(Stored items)
▼

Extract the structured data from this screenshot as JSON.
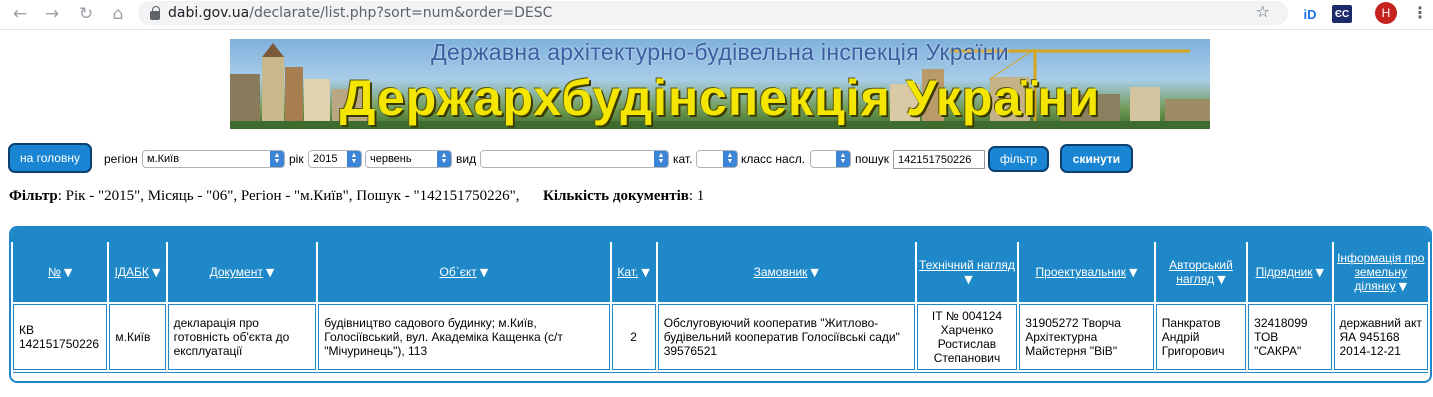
{
  "browser": {
    "url_host": "dabi.gov.ua",
    "url_path": "/declarate/list.php?sort=num&order=DESC",
    "profile_initial": "H",
    "ext_id_label": "iD",
    "ext_flag_label": "ЄС"
  },
  "banner": {
    "subtitle": "Державна архітектурно-будівельна інспекція України",
    "title": "Держархбудінспекція України"
  },
  "filter_form": {
    "home_button": "на головну",
    "region_label": "регіон",
    "region_value": "м.Київ",
    "year_label": "рік",
    "year_value": "2015",
    "month_value": "червень",
    "type_label": "вид",
    "type_value": "",
    "cat_label": "кат.",
    "cat_value": "",
    "class_label": "класс насл.",
    "class_value": "",
    "search_label": "пошук",
    "search_value": "142151750226",
    "filter_button": "фільтр",
    "reset_button": "скинути"
  },
  "summary": {
    "filter_label": "Фільтр",
    "filter_text": ": Рік - \"2015\", Місяць - \"06\", Регіон - \"м.Київ\", Пошук - \"142151750226\",",
    "count_label": "Кількість документів",
    "count_text": ": 1"
  },
  "table": {
    "headers": [
      "№",
      "ІДАБК",
      "Документ",
      "Об`єкт",
      "Кат.",
      "Замовник",
      "Технічний нагляд",
      "Проектувальник",
      "Авторський нагляд",
      "Підрядник",
      "Інформація про земельну ділянку"
    ],
    "rows": [
      {
        "num": "КВ 142151750226",
        "idabk": "м.Київ",
        "document": "декларація про готовність об'єкта до експлуатації",
        "object": "будівництво садового будинку; м.Київ, Голосіївський, вул. Академіка Кащенка (с/т \"Мічуринець\"), 113",
        "cat": "2",
        "customer": "Обслуговуючий кооператив \"Житлово-будівельний кооператив Голосіївські сади\" 39576521",
        "tech": "ІТ № 004124 Харченко Ростислав Степанович",
        "designer": "31905272 Творча Архітектурна Майстерня \"ВіВ\"",
        "author": "Панкратов Андрій Григорович",
        "contractor": "32418099 ТОВ \"САКРА\"",
        "land": "державний акт ЯА 945168 2014-12-21"
      }
    ]
  },
  "colors": {
    "accent": "#1e88c9",
    "button": "#1a86d3",
    "banner_title": "#f4e600"
  },
  "icons": [
    "back-arrow-icon",
    "forward-arrow-icon",
    "reload-icon",
    "home-icon",
    "lock-icon",
    "star-icon",
    "menu-kebab-icon",
    "sort-triangle-icon"
  ]
}
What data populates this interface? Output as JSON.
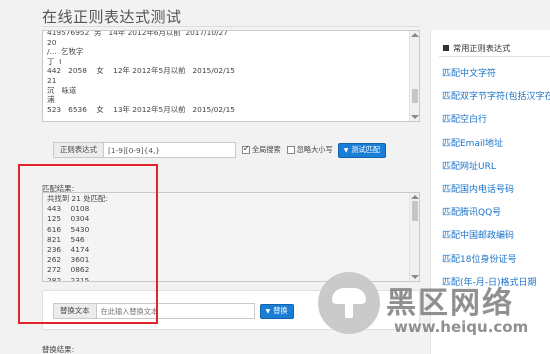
{
  "page": {
    "title": "在线正则表达式测试"
  },
  "source": {
    "lines": [
      "419576952  男   14年 2012年6月以前  2017/10/27",
      "20",
      "/...  乞牧字",
      "丁  I",
      "442   2058    女    12年 2012年5月以前   2015/02/15",
      "21",
      "沉   咏道",
      "浦",
      "523   6536    女    13年 2012年5月以前   2015/02/15"
    ]
  },
  "regex_bar": {
    "label": "正则表达式",
    "value": "[1-9][0-9]{4,}",
    "global_label": "全局搜索",
    "global_checked": true,
    "ignore_case_label": "忽略大小写",
    "ignore_case_checked": false,
    "test_button": "测试匹配"
  },
  "result": {
    "label": "匹配结果:",
    "lines": [
      "共找到 21 处匹配:",
      "443    0108",
      "125    0304",
      "616    5430",
      "821    546",
      "236    4174",
      "262    3601",
      "272    0862",
      "282    2315"
    ]
  },
  "replace": {
    "label": "替换文本",
    "placeholder": "在此输入替换文本",
    "button": "替换",
    "result_label": "替换结果:"
  },
  "sidebar": {
    "title": "常用正则表达式",
    "items": [
      "匹配中文字符",
      "匹配双字节字符(包括汉字在内)",
      "匹配空白行",
      "匹配Email地址",
      "匹配网址URL",
      "匹配国内电话号码",
      "匹配腾讯QQ号",
      "匹配中国邮政编码",
      "匹配18位身份证号",
      "匹配(年-月-日)格式日期"
    ]
  },
  "watermark": {
    "brand": "黑区网络",
    "url": "www.heiqu.com"
  },
  "colors": {
    "accent": "#1a7dd6",
    "link": "#1a73c8",
    "highlight": "#e0262c"
  }
}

▲

EXERCISE DETAILS: Write out the records above once more, word for word, with no pictures.

RESULT OF THIS EXERCISE:
Extract the structured data from this screenshot as JSON.
{
  "browser": {
    "url_host": "dabi.gov.ua",
    "url_path": "/declarate/list.php?sort=num&order=DESC",
    "profile_initial": "H",
    "ext_id_label": "iD",
    "ext_flag_label": "ЄС"
  },
  "banner": {
    "subtitle": "Державна архітектурно-будівельна інспекція України",
    "title": "Держархбудінспекція України"
  },
  "filter_form": {
    "home_button": "на головну",
    "region_label": "регіон",
    "region_value": "м.Київ",
    "year_label": "рік",
    "year_value": "2015",
    "month_value": "червень",
    "type_label": "вид",
    "type_value": "",
    "cat_label": "кат.",
    "cat_value": "",
    "class_label": "класс насл.",
    "class_value": "",
    "search_label": "пошук",
    "search_value": "142151750226",
    "filter_button": "фільтр",
    "reset_button": "скинути"
  },
  "summary": {
    "filter_label": "Фільтр",
    "filter_text": ": Рік - \"2015\", Місяць - \"06\", Регіон - \"м.Київ\", Пошук - \"142151750226\",",
    "count_label": "Кількість документів",
    "count_text": ": 1"
  },
  "table": {
    "headers": [
      "№",
      "ІДАБК",
      "Документ",
      "Об`єкт",
      "Кат.",
      "Замовник",
      "Технічний нагляд",
      "Проектувальник",
      "Авторський нагляд",
      "Підрядник",
      "Інформація про земельну ділянку"
    ],
    "rows": [
      {
        "num": "КВ 142151750226",
        "idabk": "м.Київ",
        "document": "декларація про готовність об'єкта до експлуатації",
        "object": "будівництво садового будинку; м.Київ, Голосіївський, вул. Академіка Кащенка (с/т \"Мічуринець\"), 113",
        "cat": "2",
        "customer": "Обслуговуючий кооператив \"Житлово-будівельний кооператив Голосіївські сади\" 39576521",
        "tech": "ІТ № 004124 Харченко Ростислав Степанович",
        "designer": "31905272 Творча Архітектурна Майстерня \"ВіВ\"",
        "author": "Панкратов Андрій Григорович",
        "contractor": "32418099 ТОВ \"САКРА\"",
        "land": "державний акт ЯА 945168 2014-12-21"
      }
    ]
  },
  "colors": {
    "accent": "#1e88c9",
    "button": "#1a86d3",
    "banner_title": "#f4e600"
  },
  "icons": [
    "back-arrow-icon",
    "forward-arrow-icon",
    "reload-icon",
    "home-icon",
    "lock-icon",
    "star-icon",
    "menu-kebab-icon",
    "sort-triangle-icon"
  ]
}
What data populates this interface? Output as JSON.
{
  "page": {
    "title": "在线正则表达式测试"
  },
  "source": {
    "lines": [
      "419576952  男   14年 2012年6月以前  2017/10/27",
      "20",
      "/...  乞牧字",
      "丁  I",
      "442   2058    女    12年 2012年5月以前   2015/02/15",
      "21",
      "沉   咏道",
      "浦",
      "523   6536    女    13年 2012年5月以前   2015/02/15"
    ]
  },
  "regex_bar": {
    "label": "正则表达式",
    "value": "[1-9][0-9]{4,}",
    "global_label": "全局搜索",
    "global_checked": true,
    "ignore_case_label": "忽略大小写",
    "ignore_case_checked": false,
    "test_button": "测试匹配"
  },
  "result": {
    "label": "匹配结果:",
    "lines": [
      "共找到 21 处匹配:",
      "443    0108",
      "125    0304",
      "616    5430",
      "821    546",
      "236    4174",
      "262    3601",
      "272    0862",
      "282    2315"
    ]
  },
  "replace": {
    "label": "替换文本",
    "placeholder": "在此输入替换文本",
    "button": "替换",
    "result_label": "替换结果:"
  },
  "sidebar": {
    "title": "常用正则表达式",
    "items": [
      "匹配中文字符",
      "匹配双字节字符(包括汉字在内)",
      "匹配空白行",
      "匹配Email地址",
      "匹配网址URL",
      "匹配国内电话号码",
      "匹配腾讯QQ号",
      "匹配中国邮政编码",
      "匹配18位身份证号",
      "匹配(年-月-日)格式日期"
    ]
  },
  "watermark": {
    "brand": "黑区网络",
    "url": "www.heiqu.com"
  },
  "colors": {
    "accent": "#1a7dd6",
    "link": "#1a73c8",
    "highlight": "#e0262c"
  }
}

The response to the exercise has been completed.